Document excerpt:
One of my great-grandfathers was named after Robert E. Lee. (I've done some pretty extensive genealogical research, and I can't find evidence of any of my ancestors being slaveowners.)
I moved to Florida at the age of four, and I was raised there. A huge controversy rose in 1971 about the usage of the Confederate battle flag at Dixie Hollins High School in Pinellas County, Florida, where I lived. That was the same year court-ordered busing for racial integration began. At least one of my friends transferred to a private Christian school that year. Several years later, I attended a school in a black neighborhood. I was bused there due to that same court-ordered busing.
I went to college at FSU. The Florida Panhandle is still, culturally, more of "the South" than St. Petersburg, FL. The Kappa Alpha fraternity would hold an annual celebration of "secession" with girls in hoop skirts and boys dressed as "Southern gentlemen".

Dataset:
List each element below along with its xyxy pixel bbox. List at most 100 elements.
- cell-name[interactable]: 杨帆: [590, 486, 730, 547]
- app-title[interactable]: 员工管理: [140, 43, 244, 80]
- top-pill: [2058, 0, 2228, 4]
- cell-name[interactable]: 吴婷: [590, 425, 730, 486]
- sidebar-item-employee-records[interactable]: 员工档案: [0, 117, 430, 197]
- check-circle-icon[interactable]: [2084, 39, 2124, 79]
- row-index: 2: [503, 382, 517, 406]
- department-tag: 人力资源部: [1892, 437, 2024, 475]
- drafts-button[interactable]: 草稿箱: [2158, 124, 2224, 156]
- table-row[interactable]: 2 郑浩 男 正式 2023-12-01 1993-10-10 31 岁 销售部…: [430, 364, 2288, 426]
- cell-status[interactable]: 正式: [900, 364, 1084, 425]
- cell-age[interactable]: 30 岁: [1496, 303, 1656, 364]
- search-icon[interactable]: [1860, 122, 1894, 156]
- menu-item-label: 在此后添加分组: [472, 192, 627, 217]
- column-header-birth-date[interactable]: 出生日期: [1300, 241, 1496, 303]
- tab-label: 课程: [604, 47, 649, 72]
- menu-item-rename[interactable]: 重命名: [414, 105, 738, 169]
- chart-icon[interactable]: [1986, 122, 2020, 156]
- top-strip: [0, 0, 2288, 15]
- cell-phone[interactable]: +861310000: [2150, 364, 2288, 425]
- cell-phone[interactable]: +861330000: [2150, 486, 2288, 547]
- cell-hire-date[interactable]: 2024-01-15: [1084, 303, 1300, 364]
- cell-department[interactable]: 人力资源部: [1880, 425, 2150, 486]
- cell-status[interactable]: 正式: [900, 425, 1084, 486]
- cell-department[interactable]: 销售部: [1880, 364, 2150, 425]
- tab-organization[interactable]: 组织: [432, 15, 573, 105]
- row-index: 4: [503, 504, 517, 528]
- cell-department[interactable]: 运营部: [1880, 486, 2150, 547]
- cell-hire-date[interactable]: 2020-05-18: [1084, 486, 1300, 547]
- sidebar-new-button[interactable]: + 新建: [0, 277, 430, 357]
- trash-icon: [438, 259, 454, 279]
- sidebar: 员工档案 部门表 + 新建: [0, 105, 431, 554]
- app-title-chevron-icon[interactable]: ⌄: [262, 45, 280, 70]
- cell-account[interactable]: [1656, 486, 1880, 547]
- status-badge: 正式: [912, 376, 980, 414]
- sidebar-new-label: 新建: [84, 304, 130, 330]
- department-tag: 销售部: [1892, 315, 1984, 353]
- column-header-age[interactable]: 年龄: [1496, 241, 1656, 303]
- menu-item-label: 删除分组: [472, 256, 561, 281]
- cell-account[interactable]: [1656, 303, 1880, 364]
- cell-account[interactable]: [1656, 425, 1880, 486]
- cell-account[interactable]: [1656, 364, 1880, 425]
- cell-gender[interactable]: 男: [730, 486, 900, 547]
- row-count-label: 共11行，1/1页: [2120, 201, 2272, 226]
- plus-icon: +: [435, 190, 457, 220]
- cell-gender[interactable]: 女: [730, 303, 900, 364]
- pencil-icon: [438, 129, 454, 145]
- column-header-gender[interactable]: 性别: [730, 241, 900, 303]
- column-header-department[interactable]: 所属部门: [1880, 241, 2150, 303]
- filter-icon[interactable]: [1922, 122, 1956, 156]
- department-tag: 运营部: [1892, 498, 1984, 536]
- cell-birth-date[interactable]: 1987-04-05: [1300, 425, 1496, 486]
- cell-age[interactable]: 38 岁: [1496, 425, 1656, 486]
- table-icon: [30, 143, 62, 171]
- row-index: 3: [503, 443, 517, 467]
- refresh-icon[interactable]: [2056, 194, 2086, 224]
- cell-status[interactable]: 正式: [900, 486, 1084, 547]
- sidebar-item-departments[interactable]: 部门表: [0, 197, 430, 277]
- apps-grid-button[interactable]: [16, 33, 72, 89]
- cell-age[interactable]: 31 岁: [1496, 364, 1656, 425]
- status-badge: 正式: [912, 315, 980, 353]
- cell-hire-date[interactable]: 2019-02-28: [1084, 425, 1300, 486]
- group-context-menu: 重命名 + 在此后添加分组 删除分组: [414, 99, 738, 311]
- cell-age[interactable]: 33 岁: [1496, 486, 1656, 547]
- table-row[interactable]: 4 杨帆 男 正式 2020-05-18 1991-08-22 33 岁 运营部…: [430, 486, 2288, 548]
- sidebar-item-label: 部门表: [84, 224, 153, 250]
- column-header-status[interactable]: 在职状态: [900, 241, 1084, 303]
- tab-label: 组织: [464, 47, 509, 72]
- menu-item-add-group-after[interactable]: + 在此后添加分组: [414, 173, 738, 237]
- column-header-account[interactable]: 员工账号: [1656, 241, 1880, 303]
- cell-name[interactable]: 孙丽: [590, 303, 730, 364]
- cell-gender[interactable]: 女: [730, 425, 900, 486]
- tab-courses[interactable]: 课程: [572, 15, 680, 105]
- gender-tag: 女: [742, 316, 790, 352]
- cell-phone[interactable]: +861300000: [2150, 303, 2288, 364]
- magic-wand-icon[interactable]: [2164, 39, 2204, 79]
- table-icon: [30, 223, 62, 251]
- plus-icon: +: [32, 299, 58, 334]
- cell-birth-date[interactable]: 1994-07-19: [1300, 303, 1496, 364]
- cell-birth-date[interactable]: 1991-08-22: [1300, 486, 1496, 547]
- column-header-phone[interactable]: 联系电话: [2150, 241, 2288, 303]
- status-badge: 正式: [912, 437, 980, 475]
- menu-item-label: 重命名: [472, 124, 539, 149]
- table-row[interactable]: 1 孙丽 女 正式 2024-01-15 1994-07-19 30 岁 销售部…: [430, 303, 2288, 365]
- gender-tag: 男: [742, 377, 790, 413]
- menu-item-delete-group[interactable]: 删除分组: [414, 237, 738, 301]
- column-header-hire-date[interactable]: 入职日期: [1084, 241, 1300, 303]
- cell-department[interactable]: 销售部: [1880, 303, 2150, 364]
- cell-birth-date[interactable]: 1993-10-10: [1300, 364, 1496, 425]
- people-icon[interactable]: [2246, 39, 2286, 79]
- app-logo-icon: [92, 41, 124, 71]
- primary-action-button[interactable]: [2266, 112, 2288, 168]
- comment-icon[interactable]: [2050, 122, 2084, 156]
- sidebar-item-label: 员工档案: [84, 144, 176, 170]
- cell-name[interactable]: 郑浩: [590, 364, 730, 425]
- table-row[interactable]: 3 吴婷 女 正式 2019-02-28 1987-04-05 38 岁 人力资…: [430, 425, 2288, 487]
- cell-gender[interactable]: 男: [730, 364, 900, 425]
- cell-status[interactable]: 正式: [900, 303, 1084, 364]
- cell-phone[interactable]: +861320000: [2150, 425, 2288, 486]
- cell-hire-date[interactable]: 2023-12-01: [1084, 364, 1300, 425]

What to work on:
• A. In the passage about growing up in Florida, what year did the controversy over the Confederate battle flag at Dixie Hollins High School arise?
• B. Please continue the passage about growing up in Florida from the point where it stops.
The rows aren't needed for anything here.

Results of the exercise:
• A. 1971.

• B.
I spent seven years in Miami, which is both a melting pot and a hotbed of racial and cultural conflict.
Now, I live in the Atlanta area, where the name of William T. Sherman is still taken in vain.
I say all that to say this:
I am opposed to the Confederate battle flag.
I do believe it should be in a museum on display, where people can know what it is and understand its history. (I believe the same about the Nazi swastika--people need to know what it is and what its significance was and is.)
But I don't believe it should be on display, as it has been in South Carolina; nor do I believe that the previous Georgia state flag--which contained the Confederate battle flag--be reinstated.
Why? Because no matter how many times people insist that the Confederate battle flag is "heritage, not hate", I'm drawn back to these lines from Confederate Vice-President Alexander Stephens, made in a speech in Savannah, GA on March 21, 1861:
The above excerpt is part of what is considered the Cornerstone Speech, also known as the Cornerstone Address, given as an extemporaneous speech. (I cut and pasted the excerpt from the Wikipedia article on the Cornerstone Speech. A discussion about the speech can also be found here, at the blog Big Think.)
The Big Think article contends that Stephens' attitude towards African-Americans was more "paternalistic". Perhaps "paternalistic" can be defined as an attitude of, "we must take care of you because you are inferior."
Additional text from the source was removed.